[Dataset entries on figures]
■ ■ ■ ■ ■ ■ ■
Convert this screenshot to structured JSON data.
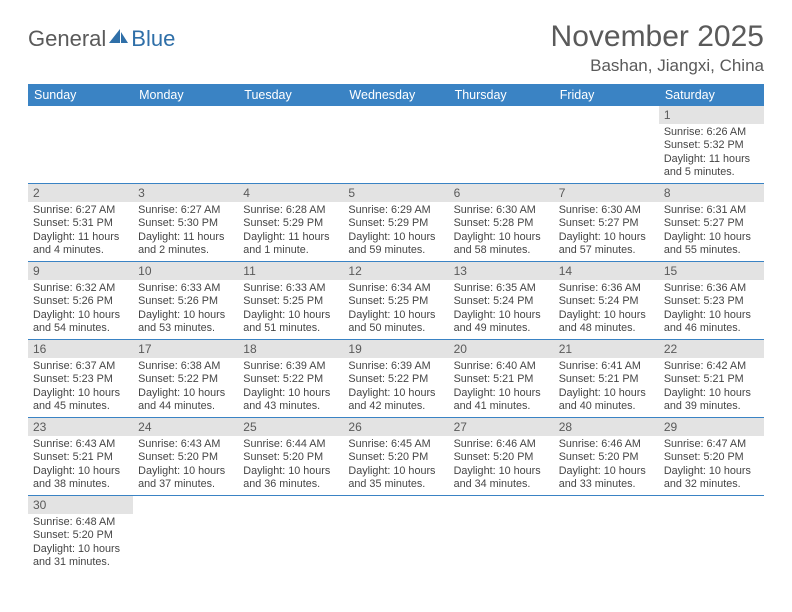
{
  "logo": {
    "text1": "General",
    "text2": "Blue"
  },
  "title": "November 2025",
  "location": "Bashan, Jiangxi, China",
  "colors": {
    "header_bg": "#3a83c4",
    "header_text": "#ffffff",
    "daynum_bg": "#e3e3e3",
    "text": "#5a5a5a",
    "border": "#3a83c4"
  },
  "weekdays": [
    "Sunday",
    "Monday",
    "Tuesday",
    "Wednesday",
    "Thursday",
    "Friday",
    "Saturday"
  ],
  "weeks": [
    [
      null,
      null,
      null,
      null,
      null,
      null,
      {
        "n": "1",
        "sunrise": "6:26 AM",
        "sunset": "5:32 PM",
        "daylight": "11 hours and 5 minutes."
      }
    ],
    [
      {
        "n": "2",
        "sunrise": "6:27 AM",
        "sunset": "5:31 PM",
        "daylight": "11 hours and 4 minutes."
      },
      {
        "n": "3",
        "sunrise": "6:27 AM",
        "sunset": "5:30 PM",
        "daylight": "11 hours and 2 minutes."
      },
      {
        "n": "4",
        "sunrise": "6:28 AM",
        "sunset": "5:29 PM",
        "daylight": "11 hours and 1 minute."
      },
      {
        "n": "5",
        "sunrise": "6:29 AM",
        "sunset": "5:29 PM",
        "daylight": "10 hours and 59 minutes."
      },
      {
        "n": "6",
        "sunrise": "6:30 AM",
        "sunset": "5:28 PM",
        "daylight": "10 hours and 58 minutes."
      },
      {
        "n": "7",
        "sunrise": "6:30 AM",
        "sunset": "5:27 PM",
        "daylight": "10 hours and 57 minutes."
      },
      {
        "n": "8",
        "sunrise": "6:31 AM",
        "sunset": "5:27 PM",
        "daylight": "10 hours and 55 minutes."
      }
    ],
    [
      {
        "n": "9",
        "sunrise": "6:32 AM",
        "sunset": "5:26 PM",
        "daylight": "10 hours and 54 minutes."
      },
      {
        "n": "10",
        "sunrise": "6:33 AM",
        "sunset": "5:26 PM",
        "daylight": "10 hours and 53 minutes."
      },
      {
        "n": "11",
        "sunrise": "6:33 AM",
        "sunset": "5:25 PM",
        "daylight": "10 hours and 51 minutes."
      },
      {
        "n": "12",
        "sunrise": "6:34 AM",
        "sunset": "5:25 PM",
        "daylight": "10 hours and 50 minutes."
      },
      {
        "n": "13",
        "sunrise": "6:35 AM",
        "sunset": "5:24 PM",
        "daylight": "10 hours and 49 minutes."
      },
      {
        "n": "14",
        "sunrise": "6:36 AM",
        "sunset": "5:24 PM",
        "daylight": "10 hours and 48 minutes."
      },
      {
        "n": "15",
        "sunrise": "6:36 AM",
        "sunset": "5:23 PM",
        "daylight": "10 hours and 46 minutes."
      }
    ],
    [
      {
        "n": "16",
        "sunrise": "6:37 AM",
        "sunset": "5:23 PM",
        "daylight": "10 hours and 45 minutes."
      },
      {
        "n": "17",
        "sunrise": "6:38 AM",
        "sunset": "5:22 PM",
        "daylight": "10 hours and 44 minutes."
      },
      {
        "n": "18",
        "sunrise": "6:39 AM",
        "sunset": "5:22 PM",
        "daylight": "10 hours and 43 minutes."
      },
      {
        "n": "19",
        "sunrise": "6:39 AM",
        "sunset": "5:22 PM",
        "daylight": "10 hours and 42 minutes."
      },
      {
        "n": "20",
        "sunrise": "6:40 AM",
        "sunset": "5:21 PM",
        "daylight": "10 hours and 41 minutes."
      },
      {
        "n": "21",
        "sunrise": "6:41 AM",
        "sunset": "5:21 PM",
        "daylight": "10 hours and 40 minutes."
      },
      {
        "n": "22",
        "sunrise": "6:42 AM",
        "sunset": "5:21 PM",
        "daylight": "10 hours and 39 minutes."
      }
    ],
    [
      {
        "n": "23",
        "sunrise": "6:43 AM",
        "sunset": "5:21 PM",
        "daylight": "10 hours and 38 minutes."
      },
      {
        "n": "24",
        "sunrise": "6:43 AM",
        "sunset": "5:20 PM",
        "daylight": "10 hours and 37 minutes."
      },
      {
        "n": "25",
        "sunrise": "6:44 AM",
        "sunset": "5:20 PM",
        "daylight": "10 hours and 36 minutes."
      },
      {
        "n": "26",
        "sunrise": "6:45 AM",
        "sunset": "5:20 PM",
        "daylight": "10 hours and 35 minutes."
      },
      {
        "n": "27",
        "sunrise": "6:46 AM",
        "sunset": "5:20 PM",
        "daylight": "10 hours and 34 minutes."
      },
      {
        "n": "28",
        "sunrise": "6:46 AM",
        "sunset": "5:20 PM",
        "daylight": "10 hours and 33 minutes."
      },
      {
        "n": "29",
        "sunrise": "6:47 AM",
        "sunset": "5:20 PM",
        "daylight": "10 hours and 32 minutes."
      }
    ],
    [
      {
        "n": "30",
        "sunrise": "6:48 AM",
        "sunset": "5:20 PM",
        "daylight": "10 hours and 31 minutes."
      },
      null,
      null,
      null,
      null,
      null,
      null
    ]
  ],
  "labels": {
    "sunrise": "Sunrise: ",
    "sunset": "Sunset: ",
    "daylight": "Daylight: "
  }
}
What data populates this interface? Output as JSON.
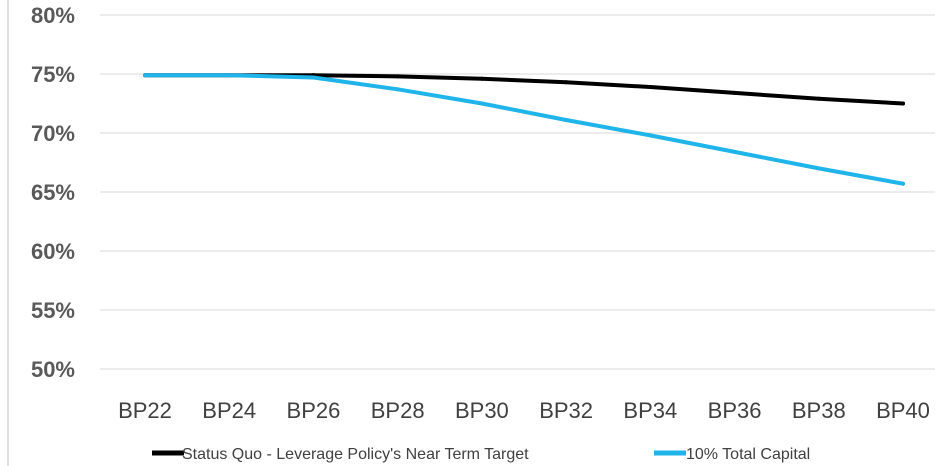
{
  "chart_data": {
    "type": "line",
    "categories": [
      "BP22",
      "BP24",
      "BP26",
      "BP28",
      "BP30",
      "BP32",
      "BP34",
      "BP36",
      "BP38",
      "BP40"
    ],
    "ylim": [
      0.5,
      0.8
    ],
    "yticks": [
      0.5,
      0.55,
      0.6,
      0.65,
      0.7,
      0.75,
      0.8
    ],
    "ytick_labels": [
      "50%",
      "55%",
      "60%",
      "65%",
      "70%",
      "75%",
      "80%"
    ],
    "grid": true,
    "legend_position": "bottom",
    "series": [
      {
        "name": "Status Quo - Leverage Policy's Near Term Target",
        "color": "#000000",
        "values": [
          0.749,
          0.749,
          0.749,
          0.748,
          0.746,
          0.743,
          0.739,
          0.734,
          0.729,
          0.725
        ]
      },
      {
        "name": "10% Total Capital",
        "color": "#1fb4ea",
        "values": [
          0.749,
          0.749,
          0.747,
          0.737,
          0.725,
          0.711,
          0.698,
          0.684,
          0.67,
          0.657
        ]
      }
    ]
  }
}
■ ■ ■ ■ ■ ■ ■
Instructions to follow: Using the listing above, list every line in which the string "this" occurs.

Exercise answer:
Convert this screenshot to structured JSON data.
What data populates this interface? Output as JSON.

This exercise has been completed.